■ Task requirements ■
List, from the lines below, each one with "пилососу" in it.

■ Provided material ■

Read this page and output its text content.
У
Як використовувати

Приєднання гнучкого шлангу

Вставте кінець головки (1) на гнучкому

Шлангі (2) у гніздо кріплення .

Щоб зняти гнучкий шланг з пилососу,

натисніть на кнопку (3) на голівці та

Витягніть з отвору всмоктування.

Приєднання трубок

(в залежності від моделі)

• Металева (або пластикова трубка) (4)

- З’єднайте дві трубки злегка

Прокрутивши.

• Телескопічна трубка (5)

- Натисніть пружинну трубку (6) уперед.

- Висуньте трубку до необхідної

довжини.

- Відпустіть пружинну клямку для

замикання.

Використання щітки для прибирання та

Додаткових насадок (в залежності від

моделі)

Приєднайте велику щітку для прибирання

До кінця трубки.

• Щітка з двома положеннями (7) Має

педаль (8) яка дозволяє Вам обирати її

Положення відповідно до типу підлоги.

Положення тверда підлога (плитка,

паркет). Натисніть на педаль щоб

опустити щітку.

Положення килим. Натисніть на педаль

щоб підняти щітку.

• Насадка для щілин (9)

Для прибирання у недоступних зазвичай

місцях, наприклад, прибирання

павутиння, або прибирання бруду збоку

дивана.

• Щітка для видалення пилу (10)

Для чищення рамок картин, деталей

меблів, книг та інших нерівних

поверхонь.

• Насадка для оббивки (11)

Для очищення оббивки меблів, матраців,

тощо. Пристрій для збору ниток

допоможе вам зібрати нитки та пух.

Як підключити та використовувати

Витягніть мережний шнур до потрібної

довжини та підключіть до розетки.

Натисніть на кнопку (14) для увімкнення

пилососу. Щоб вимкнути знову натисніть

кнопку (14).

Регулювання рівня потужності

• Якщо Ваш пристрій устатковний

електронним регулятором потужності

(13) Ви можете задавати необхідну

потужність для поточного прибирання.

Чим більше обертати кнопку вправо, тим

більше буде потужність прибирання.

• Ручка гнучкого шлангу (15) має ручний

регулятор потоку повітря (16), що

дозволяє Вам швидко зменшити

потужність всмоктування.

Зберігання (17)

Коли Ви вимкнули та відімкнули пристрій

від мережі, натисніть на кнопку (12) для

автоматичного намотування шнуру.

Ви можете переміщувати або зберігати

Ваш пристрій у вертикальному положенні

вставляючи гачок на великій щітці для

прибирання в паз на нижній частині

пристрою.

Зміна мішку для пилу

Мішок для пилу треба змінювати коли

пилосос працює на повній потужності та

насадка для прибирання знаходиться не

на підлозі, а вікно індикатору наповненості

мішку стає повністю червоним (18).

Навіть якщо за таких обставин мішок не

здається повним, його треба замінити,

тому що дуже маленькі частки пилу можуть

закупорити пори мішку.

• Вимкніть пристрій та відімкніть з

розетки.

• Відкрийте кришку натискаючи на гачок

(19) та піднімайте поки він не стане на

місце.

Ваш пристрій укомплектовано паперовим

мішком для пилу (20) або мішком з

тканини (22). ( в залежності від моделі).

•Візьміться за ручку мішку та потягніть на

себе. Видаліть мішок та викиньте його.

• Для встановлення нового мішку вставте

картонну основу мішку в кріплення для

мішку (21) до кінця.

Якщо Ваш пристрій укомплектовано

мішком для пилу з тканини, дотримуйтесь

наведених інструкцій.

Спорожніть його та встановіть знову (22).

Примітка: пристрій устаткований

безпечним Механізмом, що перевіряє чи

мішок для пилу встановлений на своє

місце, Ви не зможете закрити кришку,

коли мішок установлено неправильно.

■ Response ■
Щоб зняти гнучкий шланг з пилососу,
пилососу. Щоб вимкнути знову натисніть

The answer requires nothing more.